* [Exercise requirements] Review the listing and copy each line that holds the word "where".

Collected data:
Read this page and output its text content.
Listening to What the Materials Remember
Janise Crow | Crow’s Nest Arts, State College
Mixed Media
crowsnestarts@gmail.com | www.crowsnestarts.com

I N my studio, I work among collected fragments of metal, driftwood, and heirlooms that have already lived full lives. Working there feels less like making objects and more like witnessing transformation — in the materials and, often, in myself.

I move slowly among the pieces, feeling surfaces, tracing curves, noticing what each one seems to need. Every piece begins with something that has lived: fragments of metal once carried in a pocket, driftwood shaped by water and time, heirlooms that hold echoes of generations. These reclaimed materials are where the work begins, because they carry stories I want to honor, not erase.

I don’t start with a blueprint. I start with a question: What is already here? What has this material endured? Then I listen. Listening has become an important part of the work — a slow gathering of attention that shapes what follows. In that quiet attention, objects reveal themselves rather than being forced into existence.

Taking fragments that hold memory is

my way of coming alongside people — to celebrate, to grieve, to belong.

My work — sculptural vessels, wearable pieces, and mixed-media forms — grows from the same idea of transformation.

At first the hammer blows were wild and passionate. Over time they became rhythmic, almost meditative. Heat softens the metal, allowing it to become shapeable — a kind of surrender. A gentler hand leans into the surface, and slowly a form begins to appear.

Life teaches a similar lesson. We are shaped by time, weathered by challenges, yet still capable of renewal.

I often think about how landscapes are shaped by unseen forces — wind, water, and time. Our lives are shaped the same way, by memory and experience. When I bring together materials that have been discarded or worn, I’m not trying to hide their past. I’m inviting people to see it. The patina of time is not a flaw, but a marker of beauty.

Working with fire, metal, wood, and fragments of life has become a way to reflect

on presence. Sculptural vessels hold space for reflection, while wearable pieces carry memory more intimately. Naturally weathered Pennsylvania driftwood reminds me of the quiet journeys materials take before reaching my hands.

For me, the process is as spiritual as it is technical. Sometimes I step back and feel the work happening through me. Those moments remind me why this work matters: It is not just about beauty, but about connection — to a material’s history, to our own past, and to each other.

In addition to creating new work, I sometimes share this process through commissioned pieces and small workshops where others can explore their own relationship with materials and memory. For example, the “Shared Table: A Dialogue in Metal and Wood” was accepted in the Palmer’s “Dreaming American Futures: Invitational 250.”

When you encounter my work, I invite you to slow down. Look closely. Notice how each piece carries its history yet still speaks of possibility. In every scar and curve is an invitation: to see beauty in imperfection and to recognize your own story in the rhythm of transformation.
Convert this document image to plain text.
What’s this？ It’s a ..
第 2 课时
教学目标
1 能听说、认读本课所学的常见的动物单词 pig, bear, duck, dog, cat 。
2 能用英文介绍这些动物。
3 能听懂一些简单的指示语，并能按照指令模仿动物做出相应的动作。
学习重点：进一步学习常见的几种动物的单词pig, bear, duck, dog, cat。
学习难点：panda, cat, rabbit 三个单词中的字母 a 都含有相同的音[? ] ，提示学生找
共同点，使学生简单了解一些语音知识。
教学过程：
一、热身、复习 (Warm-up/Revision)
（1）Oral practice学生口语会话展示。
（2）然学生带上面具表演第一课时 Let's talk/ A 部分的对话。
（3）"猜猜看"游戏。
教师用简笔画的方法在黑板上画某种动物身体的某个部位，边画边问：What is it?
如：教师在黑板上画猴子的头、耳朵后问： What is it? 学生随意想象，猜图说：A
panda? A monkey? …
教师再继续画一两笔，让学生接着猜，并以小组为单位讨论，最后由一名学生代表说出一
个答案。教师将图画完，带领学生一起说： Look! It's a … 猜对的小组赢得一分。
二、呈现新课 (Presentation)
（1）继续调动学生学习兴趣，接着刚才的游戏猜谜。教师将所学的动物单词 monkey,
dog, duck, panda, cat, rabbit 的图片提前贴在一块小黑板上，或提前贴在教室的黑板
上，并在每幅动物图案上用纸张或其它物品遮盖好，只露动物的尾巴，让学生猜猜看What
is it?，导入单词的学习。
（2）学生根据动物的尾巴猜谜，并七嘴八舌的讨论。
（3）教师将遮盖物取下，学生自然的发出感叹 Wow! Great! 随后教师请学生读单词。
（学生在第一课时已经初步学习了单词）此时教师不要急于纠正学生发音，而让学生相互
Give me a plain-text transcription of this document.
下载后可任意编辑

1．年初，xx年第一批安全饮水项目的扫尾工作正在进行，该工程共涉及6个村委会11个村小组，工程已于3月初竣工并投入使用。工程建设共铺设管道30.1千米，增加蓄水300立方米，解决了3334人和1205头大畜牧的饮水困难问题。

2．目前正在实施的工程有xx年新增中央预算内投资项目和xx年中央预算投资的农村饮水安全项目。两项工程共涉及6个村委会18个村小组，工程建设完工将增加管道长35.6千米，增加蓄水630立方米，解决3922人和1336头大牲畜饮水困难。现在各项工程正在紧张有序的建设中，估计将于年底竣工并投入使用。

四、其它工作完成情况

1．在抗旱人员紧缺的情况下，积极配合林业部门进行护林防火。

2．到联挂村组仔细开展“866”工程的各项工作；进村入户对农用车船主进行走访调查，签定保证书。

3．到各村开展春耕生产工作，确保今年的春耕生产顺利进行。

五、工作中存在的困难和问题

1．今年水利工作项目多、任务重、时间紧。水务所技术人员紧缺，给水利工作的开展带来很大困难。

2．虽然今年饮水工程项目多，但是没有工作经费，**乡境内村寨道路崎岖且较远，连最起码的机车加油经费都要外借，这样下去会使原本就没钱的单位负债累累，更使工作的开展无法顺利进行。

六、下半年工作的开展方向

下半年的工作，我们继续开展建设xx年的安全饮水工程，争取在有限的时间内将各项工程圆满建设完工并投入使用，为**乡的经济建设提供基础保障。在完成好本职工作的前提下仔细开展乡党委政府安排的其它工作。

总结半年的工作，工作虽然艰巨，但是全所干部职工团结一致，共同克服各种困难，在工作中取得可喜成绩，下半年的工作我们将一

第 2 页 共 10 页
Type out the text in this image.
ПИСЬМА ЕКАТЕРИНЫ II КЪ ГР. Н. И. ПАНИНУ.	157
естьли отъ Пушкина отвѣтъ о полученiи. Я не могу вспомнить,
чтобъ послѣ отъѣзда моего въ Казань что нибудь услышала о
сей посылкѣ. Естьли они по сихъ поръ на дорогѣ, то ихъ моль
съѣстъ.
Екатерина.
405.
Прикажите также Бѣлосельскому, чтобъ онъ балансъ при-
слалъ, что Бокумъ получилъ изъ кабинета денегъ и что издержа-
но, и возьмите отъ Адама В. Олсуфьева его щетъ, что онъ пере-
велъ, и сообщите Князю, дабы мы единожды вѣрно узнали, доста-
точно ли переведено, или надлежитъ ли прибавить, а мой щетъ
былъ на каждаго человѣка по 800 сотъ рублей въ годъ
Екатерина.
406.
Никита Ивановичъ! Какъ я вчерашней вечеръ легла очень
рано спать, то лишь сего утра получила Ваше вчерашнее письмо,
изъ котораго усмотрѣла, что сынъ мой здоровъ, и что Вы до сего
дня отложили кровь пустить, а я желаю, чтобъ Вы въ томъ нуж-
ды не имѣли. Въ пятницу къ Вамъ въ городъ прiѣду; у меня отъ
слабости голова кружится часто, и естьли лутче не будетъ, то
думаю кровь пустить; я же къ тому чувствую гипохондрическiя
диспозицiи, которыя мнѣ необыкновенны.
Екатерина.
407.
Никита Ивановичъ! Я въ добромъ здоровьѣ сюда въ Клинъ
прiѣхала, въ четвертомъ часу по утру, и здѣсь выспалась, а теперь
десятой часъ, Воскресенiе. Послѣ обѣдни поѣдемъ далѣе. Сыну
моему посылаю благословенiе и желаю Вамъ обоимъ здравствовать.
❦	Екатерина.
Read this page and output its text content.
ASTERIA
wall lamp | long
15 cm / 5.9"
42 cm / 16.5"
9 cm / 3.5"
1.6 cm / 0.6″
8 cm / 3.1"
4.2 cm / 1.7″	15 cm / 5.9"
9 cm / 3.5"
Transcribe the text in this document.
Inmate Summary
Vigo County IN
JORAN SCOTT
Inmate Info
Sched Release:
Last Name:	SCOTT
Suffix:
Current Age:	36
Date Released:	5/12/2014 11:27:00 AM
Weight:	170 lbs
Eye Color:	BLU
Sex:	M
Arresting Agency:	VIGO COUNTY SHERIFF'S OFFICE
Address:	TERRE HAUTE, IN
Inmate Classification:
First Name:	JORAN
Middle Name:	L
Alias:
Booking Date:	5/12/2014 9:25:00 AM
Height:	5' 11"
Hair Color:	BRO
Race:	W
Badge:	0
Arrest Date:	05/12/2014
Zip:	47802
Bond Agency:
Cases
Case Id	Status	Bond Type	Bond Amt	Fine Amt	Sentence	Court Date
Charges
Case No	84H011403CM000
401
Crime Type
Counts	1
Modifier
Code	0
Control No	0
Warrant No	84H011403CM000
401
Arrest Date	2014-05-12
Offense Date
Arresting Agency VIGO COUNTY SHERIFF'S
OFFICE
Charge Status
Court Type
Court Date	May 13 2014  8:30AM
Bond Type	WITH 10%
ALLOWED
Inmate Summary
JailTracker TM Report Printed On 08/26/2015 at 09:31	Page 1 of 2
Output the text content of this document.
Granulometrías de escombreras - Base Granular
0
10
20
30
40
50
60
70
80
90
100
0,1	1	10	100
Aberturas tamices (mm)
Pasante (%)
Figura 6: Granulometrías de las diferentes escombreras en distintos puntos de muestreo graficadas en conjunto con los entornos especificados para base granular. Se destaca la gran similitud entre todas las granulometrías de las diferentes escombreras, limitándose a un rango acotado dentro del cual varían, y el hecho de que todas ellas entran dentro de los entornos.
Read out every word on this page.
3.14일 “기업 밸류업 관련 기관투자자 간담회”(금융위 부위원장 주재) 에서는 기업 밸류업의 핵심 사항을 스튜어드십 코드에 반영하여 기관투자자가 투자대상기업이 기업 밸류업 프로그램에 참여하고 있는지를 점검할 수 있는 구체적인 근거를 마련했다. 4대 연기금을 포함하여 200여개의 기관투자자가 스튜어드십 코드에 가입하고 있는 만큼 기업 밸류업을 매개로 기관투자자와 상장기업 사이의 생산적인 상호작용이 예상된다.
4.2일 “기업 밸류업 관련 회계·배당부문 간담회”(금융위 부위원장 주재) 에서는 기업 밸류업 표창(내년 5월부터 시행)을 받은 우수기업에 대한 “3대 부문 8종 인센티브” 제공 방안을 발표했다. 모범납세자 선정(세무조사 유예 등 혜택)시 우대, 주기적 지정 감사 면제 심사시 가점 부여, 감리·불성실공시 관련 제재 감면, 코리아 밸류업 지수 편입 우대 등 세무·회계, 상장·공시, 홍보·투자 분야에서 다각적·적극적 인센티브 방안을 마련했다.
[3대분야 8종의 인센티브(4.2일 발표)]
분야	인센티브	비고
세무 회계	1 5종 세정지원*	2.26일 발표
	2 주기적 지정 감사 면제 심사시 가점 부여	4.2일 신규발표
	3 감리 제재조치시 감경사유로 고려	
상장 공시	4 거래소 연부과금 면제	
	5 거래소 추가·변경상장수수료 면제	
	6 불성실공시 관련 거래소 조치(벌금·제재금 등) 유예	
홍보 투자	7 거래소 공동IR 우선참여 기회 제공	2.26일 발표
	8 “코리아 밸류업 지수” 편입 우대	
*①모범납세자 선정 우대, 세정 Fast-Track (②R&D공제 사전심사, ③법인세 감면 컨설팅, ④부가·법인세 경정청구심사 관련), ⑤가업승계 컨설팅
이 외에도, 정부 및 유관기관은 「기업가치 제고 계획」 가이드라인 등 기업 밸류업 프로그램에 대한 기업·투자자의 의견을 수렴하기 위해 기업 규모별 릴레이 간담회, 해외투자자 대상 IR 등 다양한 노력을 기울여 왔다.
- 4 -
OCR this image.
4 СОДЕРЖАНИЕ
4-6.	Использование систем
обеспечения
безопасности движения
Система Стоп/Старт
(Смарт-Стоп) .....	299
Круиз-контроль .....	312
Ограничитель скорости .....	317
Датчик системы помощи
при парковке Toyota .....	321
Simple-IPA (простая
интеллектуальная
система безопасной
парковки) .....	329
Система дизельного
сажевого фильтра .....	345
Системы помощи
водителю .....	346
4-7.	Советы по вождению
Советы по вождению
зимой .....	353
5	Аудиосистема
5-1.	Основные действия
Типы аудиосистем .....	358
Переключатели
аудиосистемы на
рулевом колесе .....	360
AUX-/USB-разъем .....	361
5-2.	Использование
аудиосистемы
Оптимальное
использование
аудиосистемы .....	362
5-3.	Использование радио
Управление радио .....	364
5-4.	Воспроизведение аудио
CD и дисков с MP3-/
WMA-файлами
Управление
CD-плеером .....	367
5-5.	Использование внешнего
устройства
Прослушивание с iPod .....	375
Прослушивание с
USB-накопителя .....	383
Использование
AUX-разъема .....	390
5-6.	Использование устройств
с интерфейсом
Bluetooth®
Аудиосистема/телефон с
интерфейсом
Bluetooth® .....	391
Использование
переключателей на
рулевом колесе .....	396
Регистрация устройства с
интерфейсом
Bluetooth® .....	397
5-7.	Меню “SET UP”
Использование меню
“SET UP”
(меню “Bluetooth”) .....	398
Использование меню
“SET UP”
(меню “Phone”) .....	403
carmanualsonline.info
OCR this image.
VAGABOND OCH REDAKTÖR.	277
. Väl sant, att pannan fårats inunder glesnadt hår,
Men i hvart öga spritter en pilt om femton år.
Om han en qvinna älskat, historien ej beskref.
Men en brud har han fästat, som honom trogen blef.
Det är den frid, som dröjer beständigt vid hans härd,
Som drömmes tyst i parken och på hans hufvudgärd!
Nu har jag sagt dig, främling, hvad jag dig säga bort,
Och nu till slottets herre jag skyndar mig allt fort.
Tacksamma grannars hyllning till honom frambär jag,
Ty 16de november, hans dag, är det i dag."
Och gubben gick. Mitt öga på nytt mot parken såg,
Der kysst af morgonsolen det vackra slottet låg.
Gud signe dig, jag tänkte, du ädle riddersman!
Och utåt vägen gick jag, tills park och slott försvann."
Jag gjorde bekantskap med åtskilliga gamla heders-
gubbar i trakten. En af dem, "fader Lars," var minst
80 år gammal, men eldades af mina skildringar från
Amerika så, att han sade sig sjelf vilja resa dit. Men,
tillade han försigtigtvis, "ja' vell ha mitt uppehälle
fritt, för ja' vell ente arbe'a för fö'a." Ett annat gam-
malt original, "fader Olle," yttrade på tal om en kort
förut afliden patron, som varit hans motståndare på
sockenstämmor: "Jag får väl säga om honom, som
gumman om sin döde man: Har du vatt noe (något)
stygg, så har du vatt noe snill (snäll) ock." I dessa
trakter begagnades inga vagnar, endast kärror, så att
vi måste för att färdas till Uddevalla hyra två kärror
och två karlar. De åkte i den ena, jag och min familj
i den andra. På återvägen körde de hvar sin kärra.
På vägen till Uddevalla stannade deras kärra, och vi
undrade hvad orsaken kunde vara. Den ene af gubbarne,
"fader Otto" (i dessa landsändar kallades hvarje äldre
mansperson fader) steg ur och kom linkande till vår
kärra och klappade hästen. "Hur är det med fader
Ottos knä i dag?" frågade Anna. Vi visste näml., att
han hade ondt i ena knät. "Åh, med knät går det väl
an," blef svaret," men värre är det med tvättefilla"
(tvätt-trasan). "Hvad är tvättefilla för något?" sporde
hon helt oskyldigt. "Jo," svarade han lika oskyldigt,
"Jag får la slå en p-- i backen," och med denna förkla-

* [Output for this exercise]
I move slowly among the pieces, feeling surfaces, tracing curves, noticing what each one seems to need. Every piece begins with something that has lived: fragments of metal once carried in a pocket, driftwood shaped by water and time, heirlooms that hold echoes of generations. These reclaimed materials are where the work begins, because they carry stories I want to honor, not erase.
In addition to creating new work, I sometimes share this process through commissioned pieces and small workshops where others can explore their own relationship with materials and memory. For example, the “Shared Table: A Dialogue in Metal and Wood” was accepted in the Palmer’s “Dreaming American Futures: Invitational 250.”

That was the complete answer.